INPUT ROWS
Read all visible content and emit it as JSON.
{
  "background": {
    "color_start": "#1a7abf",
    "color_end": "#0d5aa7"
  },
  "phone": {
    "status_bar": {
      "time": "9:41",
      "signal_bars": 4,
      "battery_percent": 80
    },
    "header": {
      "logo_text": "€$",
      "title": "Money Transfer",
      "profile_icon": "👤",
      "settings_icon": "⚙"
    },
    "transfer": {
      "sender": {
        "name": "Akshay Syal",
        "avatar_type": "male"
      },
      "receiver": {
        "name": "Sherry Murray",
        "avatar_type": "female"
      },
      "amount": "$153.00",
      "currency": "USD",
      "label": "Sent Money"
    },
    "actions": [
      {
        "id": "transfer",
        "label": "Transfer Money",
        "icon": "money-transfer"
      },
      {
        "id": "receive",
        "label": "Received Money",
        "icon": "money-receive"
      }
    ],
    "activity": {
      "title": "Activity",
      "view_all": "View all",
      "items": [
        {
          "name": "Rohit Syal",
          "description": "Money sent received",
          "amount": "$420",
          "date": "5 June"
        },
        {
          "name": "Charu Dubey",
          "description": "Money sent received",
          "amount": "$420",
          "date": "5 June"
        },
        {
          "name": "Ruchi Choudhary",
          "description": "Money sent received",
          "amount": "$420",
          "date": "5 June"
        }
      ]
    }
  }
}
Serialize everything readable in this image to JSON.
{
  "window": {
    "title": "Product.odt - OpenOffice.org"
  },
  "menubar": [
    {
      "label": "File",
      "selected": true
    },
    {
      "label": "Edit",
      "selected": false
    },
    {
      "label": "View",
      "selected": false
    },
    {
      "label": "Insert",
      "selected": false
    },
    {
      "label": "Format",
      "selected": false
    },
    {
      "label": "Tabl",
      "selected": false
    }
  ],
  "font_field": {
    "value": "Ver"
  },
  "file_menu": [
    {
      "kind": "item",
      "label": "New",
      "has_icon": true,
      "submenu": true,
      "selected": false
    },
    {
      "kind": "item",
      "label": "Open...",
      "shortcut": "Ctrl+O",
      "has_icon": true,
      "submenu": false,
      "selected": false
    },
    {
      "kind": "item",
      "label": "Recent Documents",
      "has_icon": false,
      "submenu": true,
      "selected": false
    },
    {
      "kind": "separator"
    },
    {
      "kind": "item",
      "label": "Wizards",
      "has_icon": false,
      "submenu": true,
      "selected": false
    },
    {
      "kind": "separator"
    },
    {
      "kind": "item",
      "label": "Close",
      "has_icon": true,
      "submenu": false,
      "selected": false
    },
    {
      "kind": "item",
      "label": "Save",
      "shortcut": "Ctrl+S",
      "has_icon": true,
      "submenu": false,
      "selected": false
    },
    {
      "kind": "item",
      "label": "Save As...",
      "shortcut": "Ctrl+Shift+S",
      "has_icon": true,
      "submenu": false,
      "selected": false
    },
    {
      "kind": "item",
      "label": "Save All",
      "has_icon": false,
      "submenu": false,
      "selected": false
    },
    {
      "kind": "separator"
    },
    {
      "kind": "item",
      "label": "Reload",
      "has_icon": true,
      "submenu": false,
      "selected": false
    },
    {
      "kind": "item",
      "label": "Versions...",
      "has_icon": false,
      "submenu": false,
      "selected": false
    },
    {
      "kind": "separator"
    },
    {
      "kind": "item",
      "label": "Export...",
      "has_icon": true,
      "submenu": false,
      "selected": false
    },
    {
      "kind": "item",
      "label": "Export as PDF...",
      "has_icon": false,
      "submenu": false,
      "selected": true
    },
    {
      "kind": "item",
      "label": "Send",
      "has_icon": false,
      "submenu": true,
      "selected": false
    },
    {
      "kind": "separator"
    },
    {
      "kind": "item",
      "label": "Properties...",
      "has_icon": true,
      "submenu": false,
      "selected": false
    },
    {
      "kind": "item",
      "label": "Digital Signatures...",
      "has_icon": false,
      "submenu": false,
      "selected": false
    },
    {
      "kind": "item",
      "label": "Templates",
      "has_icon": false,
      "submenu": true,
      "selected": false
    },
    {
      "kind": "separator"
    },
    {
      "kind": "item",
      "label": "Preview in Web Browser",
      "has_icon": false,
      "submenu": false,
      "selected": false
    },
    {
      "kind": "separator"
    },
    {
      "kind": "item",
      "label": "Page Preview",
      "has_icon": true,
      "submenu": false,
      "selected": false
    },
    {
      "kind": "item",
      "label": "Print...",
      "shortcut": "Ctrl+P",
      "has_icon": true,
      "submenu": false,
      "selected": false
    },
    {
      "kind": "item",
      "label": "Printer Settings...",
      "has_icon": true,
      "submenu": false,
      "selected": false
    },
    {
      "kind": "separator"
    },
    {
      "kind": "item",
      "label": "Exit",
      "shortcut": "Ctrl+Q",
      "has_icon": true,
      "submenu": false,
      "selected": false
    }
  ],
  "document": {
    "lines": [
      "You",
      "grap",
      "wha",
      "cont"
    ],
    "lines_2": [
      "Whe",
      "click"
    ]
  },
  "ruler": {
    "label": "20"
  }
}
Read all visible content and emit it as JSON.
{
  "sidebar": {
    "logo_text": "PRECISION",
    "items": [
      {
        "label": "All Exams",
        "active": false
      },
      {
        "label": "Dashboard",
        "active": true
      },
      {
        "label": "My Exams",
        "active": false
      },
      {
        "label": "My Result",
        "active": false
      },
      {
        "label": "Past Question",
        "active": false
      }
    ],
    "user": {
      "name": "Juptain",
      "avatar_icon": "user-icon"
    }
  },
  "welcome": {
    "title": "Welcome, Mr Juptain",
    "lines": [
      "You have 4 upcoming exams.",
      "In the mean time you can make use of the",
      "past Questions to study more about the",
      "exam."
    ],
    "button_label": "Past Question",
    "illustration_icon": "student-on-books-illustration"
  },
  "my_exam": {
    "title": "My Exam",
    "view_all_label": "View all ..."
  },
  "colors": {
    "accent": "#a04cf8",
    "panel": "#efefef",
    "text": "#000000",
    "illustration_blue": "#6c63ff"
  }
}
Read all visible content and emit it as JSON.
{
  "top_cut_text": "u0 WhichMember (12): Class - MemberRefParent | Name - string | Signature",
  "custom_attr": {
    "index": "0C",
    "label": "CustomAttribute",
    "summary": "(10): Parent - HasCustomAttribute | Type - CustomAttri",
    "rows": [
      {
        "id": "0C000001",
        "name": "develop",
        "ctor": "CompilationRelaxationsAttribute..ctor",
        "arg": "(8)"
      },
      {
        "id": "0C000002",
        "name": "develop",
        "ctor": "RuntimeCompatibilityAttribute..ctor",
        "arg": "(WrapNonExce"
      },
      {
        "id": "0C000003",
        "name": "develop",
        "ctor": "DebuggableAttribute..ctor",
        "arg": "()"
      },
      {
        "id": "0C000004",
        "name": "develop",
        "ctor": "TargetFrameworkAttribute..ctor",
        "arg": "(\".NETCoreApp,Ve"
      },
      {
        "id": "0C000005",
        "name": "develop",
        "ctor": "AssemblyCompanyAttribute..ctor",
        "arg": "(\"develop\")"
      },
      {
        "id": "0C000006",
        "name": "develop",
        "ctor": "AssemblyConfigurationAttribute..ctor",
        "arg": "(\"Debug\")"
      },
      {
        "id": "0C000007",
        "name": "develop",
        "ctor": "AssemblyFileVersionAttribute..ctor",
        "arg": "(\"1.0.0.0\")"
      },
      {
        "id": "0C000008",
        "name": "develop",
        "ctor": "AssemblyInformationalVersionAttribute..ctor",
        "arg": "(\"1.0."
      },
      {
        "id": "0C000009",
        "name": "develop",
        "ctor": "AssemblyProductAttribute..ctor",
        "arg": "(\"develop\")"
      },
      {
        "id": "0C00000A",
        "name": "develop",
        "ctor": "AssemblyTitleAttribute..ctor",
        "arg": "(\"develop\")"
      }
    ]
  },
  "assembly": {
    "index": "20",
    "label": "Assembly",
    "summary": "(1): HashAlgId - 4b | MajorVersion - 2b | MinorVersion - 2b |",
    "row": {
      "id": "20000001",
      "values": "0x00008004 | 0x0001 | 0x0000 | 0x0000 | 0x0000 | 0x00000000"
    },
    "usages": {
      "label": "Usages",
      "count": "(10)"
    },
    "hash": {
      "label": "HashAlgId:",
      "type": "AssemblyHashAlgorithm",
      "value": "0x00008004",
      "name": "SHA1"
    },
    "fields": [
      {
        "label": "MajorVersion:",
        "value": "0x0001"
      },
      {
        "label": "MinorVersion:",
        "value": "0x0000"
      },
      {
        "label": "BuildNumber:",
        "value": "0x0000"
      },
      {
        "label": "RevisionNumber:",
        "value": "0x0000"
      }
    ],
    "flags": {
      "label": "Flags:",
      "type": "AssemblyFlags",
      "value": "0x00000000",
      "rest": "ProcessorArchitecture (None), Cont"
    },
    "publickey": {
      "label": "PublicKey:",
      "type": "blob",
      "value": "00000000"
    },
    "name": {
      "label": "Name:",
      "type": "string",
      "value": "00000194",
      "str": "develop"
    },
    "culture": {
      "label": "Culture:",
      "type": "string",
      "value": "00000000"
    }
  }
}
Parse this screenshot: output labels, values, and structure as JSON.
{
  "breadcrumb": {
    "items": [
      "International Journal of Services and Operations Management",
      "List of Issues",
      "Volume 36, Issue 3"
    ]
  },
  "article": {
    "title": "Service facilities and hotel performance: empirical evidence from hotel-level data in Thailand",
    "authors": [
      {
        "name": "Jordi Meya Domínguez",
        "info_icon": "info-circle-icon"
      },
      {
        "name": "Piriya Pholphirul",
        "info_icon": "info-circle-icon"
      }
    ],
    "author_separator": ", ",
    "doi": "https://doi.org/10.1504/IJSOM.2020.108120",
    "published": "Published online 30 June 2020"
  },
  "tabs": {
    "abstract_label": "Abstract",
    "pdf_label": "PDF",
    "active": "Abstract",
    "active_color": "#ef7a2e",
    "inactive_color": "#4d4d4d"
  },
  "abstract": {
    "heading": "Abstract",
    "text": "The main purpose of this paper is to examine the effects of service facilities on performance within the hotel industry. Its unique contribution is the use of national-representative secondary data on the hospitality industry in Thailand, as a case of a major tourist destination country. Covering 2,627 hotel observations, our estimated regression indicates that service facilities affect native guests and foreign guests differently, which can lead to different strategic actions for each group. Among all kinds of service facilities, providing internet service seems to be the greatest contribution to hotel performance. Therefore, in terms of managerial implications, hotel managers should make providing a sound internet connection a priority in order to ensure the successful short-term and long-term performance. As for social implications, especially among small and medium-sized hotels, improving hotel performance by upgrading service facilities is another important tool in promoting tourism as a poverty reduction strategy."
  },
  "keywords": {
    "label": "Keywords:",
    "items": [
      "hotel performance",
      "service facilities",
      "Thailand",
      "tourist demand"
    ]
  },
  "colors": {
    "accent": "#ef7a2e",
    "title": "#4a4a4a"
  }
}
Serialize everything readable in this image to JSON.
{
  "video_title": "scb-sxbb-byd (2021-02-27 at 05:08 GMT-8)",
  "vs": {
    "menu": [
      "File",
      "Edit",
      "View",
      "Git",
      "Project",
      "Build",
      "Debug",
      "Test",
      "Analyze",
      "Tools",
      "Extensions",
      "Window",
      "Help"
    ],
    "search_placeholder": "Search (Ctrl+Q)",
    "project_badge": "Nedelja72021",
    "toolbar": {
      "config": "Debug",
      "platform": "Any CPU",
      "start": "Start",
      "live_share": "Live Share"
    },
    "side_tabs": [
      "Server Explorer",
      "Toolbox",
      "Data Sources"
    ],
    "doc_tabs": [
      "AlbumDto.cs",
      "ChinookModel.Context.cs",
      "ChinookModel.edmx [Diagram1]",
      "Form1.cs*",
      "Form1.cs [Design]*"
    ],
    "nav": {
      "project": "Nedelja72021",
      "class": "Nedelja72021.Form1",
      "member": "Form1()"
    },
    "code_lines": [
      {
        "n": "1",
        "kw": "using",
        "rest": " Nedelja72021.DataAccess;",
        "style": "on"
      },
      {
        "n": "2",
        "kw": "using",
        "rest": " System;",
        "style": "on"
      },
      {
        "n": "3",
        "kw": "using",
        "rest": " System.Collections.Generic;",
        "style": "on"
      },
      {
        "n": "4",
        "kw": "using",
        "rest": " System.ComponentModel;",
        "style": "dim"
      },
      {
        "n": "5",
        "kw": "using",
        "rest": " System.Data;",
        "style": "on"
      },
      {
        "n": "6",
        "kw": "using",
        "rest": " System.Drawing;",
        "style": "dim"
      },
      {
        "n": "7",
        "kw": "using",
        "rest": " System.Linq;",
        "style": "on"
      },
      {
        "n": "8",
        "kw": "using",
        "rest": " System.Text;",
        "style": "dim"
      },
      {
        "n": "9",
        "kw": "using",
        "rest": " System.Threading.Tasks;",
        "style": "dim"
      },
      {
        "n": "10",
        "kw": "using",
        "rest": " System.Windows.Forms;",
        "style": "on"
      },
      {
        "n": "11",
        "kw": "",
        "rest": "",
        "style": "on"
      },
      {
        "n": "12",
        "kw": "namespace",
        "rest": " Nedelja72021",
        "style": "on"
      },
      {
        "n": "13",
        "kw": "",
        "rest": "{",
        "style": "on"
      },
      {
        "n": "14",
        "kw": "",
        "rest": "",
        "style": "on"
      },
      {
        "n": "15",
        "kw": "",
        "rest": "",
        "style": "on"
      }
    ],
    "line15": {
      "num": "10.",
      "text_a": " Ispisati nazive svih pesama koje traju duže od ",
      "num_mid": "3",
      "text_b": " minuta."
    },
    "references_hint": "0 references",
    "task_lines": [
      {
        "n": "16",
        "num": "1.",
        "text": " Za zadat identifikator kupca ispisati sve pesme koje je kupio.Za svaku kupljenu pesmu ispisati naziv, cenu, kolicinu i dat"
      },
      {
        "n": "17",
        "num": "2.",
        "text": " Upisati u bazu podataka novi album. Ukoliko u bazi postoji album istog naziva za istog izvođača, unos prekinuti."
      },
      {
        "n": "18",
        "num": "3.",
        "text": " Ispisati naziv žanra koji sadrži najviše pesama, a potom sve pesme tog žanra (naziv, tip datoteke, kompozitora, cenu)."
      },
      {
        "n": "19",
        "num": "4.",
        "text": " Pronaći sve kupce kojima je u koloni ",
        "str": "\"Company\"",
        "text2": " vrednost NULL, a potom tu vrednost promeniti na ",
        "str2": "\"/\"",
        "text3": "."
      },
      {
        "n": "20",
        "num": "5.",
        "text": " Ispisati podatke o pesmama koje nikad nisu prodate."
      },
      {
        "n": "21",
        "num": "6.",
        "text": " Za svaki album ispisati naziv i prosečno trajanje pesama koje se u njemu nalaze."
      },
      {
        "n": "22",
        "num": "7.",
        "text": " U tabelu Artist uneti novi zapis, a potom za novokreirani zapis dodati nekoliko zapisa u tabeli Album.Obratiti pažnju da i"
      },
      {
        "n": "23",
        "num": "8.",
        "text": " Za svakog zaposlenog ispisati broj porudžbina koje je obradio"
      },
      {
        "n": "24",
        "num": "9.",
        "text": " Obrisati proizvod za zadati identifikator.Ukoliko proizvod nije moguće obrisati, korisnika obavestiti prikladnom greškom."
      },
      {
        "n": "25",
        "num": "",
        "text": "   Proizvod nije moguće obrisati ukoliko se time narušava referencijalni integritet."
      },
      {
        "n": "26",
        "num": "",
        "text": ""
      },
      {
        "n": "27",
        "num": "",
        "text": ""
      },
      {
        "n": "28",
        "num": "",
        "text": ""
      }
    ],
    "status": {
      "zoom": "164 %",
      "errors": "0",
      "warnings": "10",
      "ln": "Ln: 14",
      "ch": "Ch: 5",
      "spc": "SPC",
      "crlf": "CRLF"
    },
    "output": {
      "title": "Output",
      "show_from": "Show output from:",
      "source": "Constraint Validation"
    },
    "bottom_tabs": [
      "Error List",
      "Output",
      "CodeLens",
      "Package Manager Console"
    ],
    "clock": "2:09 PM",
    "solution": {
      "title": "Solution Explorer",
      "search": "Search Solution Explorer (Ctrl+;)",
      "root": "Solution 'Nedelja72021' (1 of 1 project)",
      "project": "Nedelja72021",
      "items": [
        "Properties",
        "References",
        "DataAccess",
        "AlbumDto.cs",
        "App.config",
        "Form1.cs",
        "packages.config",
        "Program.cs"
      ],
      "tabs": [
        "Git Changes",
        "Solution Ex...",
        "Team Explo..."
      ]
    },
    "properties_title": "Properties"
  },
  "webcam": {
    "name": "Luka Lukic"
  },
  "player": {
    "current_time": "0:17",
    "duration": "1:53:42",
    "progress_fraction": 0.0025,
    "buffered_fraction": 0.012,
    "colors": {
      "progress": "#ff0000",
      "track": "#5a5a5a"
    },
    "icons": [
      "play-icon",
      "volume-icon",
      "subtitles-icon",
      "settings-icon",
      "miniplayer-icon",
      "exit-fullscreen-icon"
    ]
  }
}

THE TASK
What is the number of lines in the data that hold the word "from"? Reply with that number and nothing else.

FULL RESPONSE
2